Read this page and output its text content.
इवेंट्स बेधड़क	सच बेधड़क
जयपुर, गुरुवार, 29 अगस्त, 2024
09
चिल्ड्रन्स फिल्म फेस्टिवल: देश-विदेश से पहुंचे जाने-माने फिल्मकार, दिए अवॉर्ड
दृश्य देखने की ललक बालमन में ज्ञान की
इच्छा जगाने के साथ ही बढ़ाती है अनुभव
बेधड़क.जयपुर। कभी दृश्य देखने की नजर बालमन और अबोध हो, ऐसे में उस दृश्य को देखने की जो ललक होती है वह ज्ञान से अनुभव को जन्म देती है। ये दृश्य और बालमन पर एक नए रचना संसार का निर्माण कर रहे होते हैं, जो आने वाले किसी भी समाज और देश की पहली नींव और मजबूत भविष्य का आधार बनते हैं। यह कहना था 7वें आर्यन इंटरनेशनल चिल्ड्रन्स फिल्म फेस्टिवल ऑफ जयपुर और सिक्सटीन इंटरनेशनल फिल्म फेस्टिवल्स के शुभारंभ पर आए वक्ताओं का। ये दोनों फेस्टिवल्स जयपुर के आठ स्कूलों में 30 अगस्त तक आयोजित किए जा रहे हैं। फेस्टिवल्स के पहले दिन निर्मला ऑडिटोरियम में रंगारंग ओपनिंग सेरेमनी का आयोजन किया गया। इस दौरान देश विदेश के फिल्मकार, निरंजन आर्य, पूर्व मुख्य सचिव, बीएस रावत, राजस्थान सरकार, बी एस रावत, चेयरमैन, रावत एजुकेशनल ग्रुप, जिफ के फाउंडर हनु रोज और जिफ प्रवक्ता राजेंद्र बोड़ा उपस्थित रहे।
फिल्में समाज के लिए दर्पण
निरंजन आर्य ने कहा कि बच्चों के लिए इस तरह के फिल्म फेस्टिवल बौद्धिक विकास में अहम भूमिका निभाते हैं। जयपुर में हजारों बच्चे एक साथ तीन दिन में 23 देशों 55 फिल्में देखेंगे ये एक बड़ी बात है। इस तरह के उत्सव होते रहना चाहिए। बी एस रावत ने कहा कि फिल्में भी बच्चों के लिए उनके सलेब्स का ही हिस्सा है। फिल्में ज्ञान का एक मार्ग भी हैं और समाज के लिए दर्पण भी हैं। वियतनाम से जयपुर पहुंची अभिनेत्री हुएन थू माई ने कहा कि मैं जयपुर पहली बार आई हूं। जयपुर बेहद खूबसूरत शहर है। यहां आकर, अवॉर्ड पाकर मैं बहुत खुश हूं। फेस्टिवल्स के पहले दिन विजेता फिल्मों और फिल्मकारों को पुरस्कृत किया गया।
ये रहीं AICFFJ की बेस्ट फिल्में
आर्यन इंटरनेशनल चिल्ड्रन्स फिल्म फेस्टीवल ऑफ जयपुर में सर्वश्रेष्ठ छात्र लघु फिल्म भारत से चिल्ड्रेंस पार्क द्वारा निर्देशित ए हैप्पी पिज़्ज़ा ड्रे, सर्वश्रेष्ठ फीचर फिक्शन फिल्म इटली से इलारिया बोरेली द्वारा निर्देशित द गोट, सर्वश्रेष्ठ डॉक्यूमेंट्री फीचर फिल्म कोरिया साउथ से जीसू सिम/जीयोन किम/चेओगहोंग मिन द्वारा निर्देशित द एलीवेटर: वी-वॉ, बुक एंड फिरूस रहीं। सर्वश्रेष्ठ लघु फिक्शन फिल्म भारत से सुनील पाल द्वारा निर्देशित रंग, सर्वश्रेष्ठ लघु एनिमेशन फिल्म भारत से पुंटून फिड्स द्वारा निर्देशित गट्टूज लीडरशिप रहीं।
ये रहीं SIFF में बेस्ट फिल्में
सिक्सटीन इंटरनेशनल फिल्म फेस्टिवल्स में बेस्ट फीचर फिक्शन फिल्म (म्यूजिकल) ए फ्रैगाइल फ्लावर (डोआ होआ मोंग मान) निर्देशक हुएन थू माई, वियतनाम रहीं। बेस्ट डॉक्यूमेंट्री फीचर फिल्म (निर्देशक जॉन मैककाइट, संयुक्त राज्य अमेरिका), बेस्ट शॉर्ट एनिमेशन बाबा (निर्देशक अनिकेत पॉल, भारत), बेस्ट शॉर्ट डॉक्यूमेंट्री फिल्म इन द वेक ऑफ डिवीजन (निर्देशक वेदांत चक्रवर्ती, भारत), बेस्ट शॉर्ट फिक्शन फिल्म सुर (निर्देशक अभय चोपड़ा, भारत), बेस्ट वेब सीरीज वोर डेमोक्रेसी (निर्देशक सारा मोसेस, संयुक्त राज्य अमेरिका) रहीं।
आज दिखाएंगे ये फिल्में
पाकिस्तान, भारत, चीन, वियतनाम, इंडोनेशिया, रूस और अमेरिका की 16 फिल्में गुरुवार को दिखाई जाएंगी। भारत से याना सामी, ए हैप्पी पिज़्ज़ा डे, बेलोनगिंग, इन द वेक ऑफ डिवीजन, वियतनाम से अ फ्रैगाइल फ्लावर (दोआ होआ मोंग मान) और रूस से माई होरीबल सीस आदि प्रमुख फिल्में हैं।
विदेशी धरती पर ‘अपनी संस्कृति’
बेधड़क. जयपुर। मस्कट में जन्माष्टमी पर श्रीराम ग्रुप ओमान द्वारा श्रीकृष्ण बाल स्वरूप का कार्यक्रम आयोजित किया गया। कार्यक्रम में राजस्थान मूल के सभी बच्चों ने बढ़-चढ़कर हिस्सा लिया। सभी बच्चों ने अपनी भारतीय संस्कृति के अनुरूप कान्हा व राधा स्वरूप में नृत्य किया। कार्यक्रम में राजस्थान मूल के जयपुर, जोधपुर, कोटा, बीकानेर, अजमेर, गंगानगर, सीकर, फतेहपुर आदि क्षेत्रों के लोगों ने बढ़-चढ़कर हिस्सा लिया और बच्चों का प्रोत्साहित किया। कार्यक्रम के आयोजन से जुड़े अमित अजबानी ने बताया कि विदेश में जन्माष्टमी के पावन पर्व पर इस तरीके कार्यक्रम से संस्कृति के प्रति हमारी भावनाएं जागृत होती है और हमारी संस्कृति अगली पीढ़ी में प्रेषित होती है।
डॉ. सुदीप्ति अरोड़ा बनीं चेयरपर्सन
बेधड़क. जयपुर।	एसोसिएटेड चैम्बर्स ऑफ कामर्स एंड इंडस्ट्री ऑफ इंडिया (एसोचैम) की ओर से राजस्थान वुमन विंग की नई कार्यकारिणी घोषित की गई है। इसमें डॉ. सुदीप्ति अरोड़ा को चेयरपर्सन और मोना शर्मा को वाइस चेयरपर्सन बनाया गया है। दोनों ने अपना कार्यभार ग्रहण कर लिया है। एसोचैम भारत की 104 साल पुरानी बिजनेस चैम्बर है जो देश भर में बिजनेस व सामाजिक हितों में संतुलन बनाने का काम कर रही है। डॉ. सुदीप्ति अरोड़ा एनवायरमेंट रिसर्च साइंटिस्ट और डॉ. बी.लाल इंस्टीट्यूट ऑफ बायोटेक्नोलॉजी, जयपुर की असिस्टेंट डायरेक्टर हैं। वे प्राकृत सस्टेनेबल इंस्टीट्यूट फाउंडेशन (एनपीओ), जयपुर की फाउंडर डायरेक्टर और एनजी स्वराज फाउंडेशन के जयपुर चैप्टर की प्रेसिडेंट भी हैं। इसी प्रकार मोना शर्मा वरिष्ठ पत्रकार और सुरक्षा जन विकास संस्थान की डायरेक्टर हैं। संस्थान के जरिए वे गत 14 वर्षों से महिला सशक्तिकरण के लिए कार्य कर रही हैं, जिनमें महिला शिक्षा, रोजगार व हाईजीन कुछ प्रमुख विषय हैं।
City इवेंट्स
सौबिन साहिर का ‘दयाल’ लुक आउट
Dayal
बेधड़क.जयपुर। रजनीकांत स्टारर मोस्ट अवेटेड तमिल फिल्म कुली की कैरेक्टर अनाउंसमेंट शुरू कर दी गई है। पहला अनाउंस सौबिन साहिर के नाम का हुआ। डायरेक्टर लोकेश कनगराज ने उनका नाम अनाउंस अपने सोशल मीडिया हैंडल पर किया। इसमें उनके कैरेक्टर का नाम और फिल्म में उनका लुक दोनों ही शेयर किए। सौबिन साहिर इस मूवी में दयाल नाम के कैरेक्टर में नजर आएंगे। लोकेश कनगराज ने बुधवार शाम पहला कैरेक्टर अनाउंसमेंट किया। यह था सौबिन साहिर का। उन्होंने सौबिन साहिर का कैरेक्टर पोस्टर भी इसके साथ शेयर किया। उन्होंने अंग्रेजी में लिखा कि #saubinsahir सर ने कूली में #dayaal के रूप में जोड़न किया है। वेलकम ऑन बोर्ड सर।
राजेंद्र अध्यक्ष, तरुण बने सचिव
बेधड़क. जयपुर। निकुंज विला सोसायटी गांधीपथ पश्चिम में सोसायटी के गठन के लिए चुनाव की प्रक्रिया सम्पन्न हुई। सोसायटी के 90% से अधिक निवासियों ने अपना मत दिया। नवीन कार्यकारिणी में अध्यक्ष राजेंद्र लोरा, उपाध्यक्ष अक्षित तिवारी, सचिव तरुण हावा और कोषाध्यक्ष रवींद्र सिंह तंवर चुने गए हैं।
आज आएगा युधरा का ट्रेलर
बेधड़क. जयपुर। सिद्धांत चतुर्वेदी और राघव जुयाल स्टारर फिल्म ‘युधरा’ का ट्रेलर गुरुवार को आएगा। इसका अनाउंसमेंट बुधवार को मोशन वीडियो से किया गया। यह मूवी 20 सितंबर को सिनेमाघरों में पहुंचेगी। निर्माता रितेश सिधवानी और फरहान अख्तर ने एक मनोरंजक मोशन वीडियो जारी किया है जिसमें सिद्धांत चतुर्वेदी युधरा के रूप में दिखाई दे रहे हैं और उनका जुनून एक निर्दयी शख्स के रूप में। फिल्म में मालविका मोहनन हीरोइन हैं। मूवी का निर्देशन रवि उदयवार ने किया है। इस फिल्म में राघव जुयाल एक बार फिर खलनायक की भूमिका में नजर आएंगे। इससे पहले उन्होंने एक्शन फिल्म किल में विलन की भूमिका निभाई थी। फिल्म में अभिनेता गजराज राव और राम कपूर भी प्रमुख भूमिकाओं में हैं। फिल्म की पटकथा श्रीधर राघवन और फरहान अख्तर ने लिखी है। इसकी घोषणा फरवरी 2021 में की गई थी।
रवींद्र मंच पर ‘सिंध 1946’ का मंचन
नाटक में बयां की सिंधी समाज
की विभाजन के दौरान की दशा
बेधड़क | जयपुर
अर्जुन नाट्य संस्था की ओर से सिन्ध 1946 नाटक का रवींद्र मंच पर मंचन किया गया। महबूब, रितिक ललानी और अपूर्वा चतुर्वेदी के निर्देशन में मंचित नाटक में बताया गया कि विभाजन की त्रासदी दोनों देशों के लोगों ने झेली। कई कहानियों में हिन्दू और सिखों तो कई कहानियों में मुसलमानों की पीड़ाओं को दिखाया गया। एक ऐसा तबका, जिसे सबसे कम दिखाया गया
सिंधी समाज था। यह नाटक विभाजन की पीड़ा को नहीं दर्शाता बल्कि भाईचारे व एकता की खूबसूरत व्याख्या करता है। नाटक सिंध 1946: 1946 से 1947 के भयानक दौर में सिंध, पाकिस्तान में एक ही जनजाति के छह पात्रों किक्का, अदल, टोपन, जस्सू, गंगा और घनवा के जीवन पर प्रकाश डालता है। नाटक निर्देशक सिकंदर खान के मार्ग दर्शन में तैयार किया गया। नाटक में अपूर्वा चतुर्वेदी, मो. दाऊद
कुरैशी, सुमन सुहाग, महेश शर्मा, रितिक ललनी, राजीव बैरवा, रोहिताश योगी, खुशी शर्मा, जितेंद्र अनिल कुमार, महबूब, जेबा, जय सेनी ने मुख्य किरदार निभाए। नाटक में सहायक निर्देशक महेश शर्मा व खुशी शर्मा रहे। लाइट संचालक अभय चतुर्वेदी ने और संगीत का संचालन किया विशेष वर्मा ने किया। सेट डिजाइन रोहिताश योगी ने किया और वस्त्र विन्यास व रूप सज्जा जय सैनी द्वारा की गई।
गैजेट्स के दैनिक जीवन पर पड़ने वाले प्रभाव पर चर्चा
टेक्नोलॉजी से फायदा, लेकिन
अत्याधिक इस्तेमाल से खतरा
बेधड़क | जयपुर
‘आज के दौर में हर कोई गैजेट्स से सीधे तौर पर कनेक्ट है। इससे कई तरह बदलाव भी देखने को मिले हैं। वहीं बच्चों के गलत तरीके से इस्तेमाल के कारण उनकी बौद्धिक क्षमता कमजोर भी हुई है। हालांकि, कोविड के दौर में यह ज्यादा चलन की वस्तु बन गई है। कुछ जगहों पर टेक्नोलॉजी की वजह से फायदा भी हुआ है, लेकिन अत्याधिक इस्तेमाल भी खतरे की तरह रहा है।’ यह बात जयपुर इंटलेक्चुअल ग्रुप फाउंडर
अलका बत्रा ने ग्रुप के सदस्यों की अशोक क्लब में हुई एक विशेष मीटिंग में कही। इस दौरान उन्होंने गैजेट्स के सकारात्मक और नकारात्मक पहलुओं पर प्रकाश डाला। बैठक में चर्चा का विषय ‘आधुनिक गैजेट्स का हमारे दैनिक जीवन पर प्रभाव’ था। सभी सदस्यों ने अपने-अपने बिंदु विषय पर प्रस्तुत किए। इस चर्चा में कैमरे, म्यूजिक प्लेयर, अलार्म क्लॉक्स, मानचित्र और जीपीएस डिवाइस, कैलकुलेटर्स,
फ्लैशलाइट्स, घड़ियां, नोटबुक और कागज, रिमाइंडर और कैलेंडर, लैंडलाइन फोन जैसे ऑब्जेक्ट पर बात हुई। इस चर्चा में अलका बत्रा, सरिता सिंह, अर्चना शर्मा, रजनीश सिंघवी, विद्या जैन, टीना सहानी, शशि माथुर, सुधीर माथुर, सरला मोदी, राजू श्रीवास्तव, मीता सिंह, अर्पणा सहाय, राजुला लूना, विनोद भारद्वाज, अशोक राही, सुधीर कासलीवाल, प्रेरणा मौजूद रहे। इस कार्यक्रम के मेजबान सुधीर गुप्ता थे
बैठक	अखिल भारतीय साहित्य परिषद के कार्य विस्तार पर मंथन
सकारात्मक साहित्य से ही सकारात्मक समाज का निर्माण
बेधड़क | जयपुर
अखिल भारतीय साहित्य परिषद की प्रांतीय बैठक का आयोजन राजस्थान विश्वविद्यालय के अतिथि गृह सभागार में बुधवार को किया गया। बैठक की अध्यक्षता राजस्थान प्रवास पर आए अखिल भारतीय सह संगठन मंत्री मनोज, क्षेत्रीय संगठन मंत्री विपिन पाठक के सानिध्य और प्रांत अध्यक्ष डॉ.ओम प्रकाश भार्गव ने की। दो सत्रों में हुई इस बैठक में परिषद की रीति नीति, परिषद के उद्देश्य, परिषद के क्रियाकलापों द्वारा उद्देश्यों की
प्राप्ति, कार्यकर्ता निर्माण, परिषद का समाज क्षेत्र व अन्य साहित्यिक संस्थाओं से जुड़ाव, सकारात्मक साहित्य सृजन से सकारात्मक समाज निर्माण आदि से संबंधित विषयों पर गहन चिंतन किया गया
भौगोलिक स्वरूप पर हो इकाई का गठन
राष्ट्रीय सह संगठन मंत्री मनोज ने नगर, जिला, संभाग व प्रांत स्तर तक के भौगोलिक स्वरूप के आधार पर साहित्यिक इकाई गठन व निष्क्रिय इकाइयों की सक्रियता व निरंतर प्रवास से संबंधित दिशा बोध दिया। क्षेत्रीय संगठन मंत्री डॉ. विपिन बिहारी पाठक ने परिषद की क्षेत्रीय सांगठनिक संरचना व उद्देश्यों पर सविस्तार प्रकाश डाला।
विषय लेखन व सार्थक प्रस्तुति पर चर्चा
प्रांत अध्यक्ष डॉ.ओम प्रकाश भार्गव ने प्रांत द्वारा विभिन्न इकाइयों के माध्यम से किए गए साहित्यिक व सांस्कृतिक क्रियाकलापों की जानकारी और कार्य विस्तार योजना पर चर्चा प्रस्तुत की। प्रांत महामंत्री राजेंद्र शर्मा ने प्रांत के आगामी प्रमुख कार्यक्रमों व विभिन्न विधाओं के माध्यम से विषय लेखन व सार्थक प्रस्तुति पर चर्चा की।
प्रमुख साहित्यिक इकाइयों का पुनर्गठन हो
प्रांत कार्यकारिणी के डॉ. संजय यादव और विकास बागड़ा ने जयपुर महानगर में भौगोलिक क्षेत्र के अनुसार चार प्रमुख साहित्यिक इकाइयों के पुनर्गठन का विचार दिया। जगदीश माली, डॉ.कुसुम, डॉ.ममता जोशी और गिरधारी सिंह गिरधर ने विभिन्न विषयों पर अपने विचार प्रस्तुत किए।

# # # # #

Copy each line of the records that contains the word "यरपर".

### In response
डॉ. सुदीप्ति अरोड़ा बनीं चेयरपर्सन
बेधड़क. जयपुर।	एसोसिएटेड चैम्बर्स ऑफ कामर्स एंड इंडस्ट्री ऑफ इंडिया (एसोचैम) की ओर से राजस्थान वुमन विंग की नई कार्यकारिणी घोषित की गई है। इसमें डॉ. सुदीप्ति अरोड़ा को चेयरपर्सन और मोना शर्मा को वाइस चेयरपर्सन बनाया गया है। दोनों ने अपना कार्यभार ग्रहण कर लिया है। एसोचैम भारत की 104 साल पुरानी बिजनेस चैम्बर है जो देश भर में बिजनेस व सामाजिक हितों में संतुलन बनाने का काम कर रही है। डॉ. सुदीप्ति अरोड़ा एनवायरमेंट रिसर्च साइंटिस्ट और डॉ. बी.लाल इंस्टीट्यूट ऑफ बायोटेक्नोलॉजी, जयपुर की असिस्टेंट डायरेक्टर हैं। वे प्राकृत सस्टेनेबल इंस्टीट्यूट फाउंडेशन (एनपीओ), जयपुर की फाउंडर डायरेक्टर और एनजी स्वराज फाउंडेशन के जयपुर चैप्टर की प्रेसिडेंट भी हैं। इसी प्रकार मोना शर्मा वरिष्ठ पत्रकार और सुरक्षा जन विकास संस्थान की डायरेक्टर हैं। संस्थान के जरिए वे गत 14 वर्षों से महिला सशक्तिकरण के लिए कार्य कर रही हैं, जिनमें महिला शिक्षा, रोजगार व हाईजीन कुछ प्रमुख विषय हैं।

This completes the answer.